• _Exercise directions_
Transcribe the lines from the one containing "Convert this document image to plain text." to the last line, inclusive, word for word. Include no pictures.

• _Dataset extract_
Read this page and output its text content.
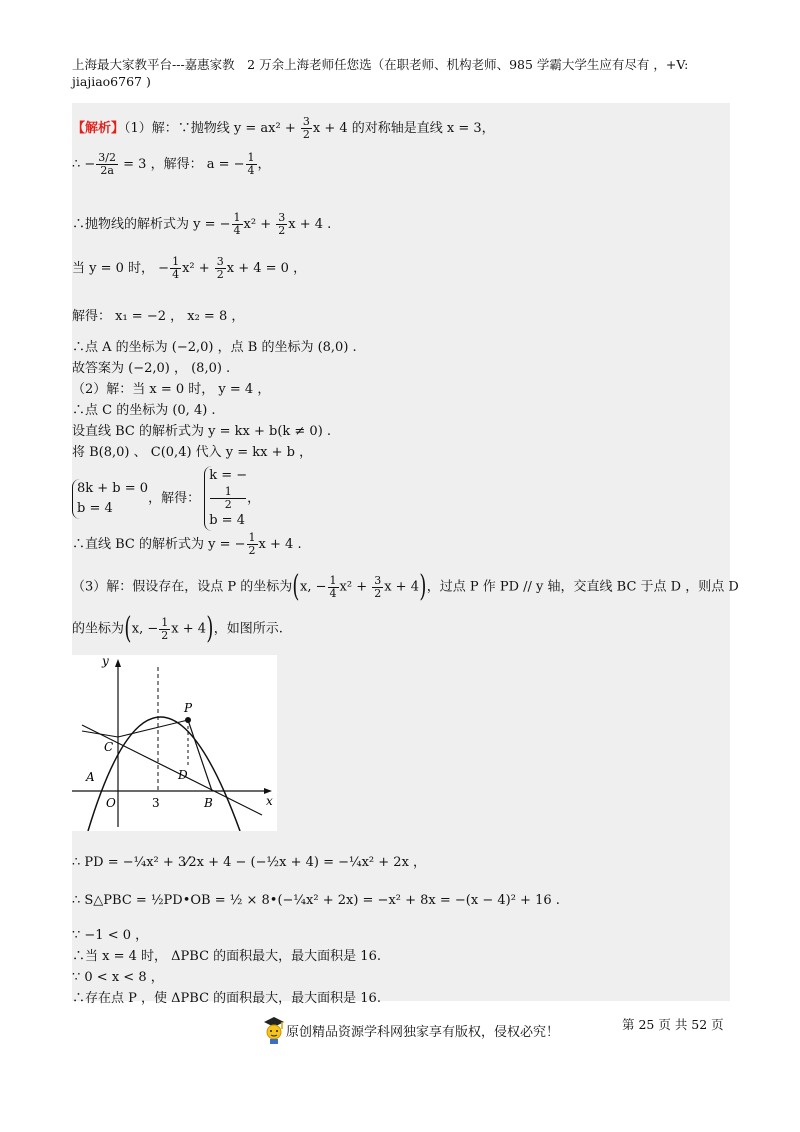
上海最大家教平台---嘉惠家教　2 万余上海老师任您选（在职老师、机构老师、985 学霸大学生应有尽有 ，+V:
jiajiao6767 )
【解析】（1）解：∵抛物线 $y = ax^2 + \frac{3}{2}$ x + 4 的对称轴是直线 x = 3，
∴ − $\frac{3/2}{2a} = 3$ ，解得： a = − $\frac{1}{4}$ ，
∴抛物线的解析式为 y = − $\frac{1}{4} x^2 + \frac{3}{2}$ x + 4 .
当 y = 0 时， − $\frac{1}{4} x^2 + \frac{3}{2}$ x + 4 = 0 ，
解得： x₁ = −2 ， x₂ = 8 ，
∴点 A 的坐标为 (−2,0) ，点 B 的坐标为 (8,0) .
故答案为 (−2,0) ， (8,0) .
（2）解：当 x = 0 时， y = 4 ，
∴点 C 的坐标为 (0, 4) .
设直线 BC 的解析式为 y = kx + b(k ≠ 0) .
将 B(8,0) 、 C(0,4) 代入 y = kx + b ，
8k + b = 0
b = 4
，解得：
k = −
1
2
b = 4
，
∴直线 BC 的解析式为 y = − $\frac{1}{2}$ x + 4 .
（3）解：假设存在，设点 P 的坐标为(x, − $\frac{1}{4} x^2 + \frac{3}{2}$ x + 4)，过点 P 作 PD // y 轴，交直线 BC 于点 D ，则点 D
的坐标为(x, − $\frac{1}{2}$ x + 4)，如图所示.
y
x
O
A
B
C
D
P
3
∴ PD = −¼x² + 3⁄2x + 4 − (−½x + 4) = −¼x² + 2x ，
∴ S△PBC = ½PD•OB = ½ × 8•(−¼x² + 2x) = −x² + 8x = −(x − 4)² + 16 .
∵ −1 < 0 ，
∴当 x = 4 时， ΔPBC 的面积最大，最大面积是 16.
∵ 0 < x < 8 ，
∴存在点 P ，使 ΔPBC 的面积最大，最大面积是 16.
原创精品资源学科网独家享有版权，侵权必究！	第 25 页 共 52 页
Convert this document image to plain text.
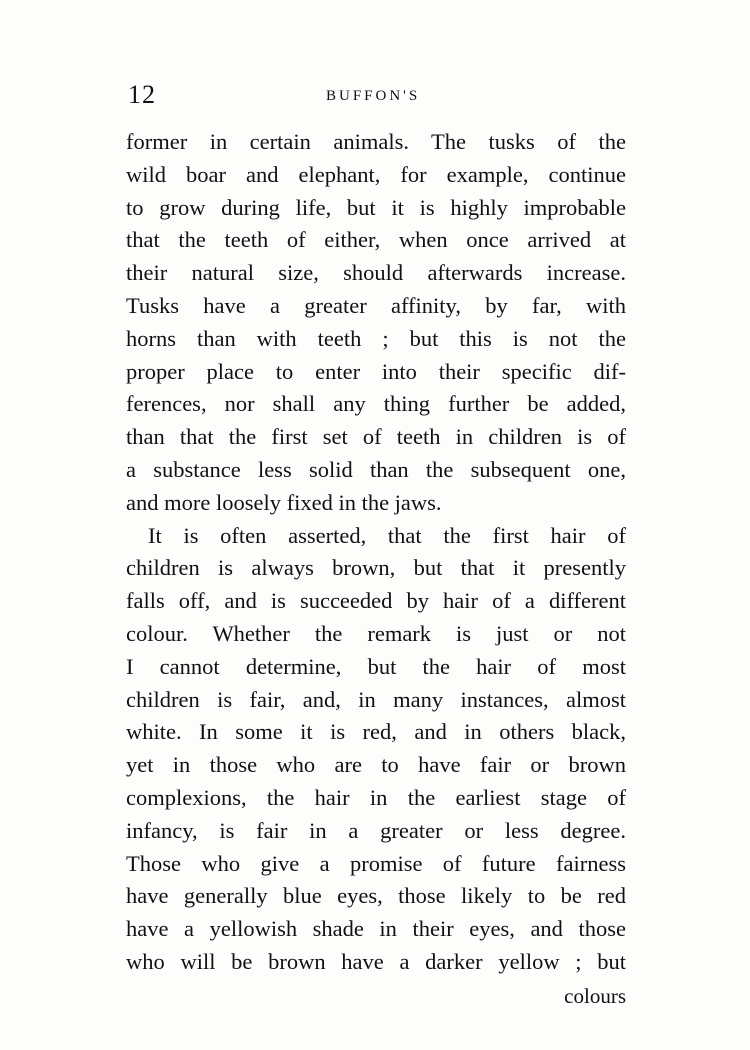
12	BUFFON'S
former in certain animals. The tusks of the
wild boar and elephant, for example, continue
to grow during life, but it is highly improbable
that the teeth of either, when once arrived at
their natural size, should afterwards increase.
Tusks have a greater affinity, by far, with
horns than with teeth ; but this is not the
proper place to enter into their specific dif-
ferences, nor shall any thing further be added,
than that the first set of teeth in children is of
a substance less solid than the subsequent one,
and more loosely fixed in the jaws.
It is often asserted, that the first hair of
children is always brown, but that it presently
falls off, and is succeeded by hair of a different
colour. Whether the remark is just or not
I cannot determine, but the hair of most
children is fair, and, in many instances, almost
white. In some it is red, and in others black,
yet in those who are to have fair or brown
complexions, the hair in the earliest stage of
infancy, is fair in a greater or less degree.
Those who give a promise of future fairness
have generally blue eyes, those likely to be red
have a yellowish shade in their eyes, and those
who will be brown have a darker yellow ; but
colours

• _Reply_
Convert this document image to plain text.
12	BUFFON'S
former in certain animals. The tusks of the
wild boar and elephant, for example, continue
to grow during life, but it is highly improbable
that the teeth of either, when once arrived at
their natural size, should afterwards increase.
Tusks have a greater affinity, by far, with
horns than with teeth ; but this is not the
proper place to enter into their specific dif-
ferences, nor shall any thing further be added,
than that the first set of teeth in children is of
a substance less solid than the subsequent one,
and more loosely fixed in the jaws.
It is often asserted, that the first hair of
children is always brown, but that it presently
falls off, and is succeeded by hair of a different
colour. Whether the remark is just or not
I cannot determine, but the hair of most
children is fair, and, in many instances, almost
white. In some it is red, and in others black,
yet in those who are to have fair or brown
complexions, the hair in the earliest stage of
infancy, is fair in a greater or less degree.
Those who give a promise of future fairness
have generally blue eyes, those likely to be red
have a yellowish shade in their eyes, and those
who will be brown have a darker yellow ; but
colours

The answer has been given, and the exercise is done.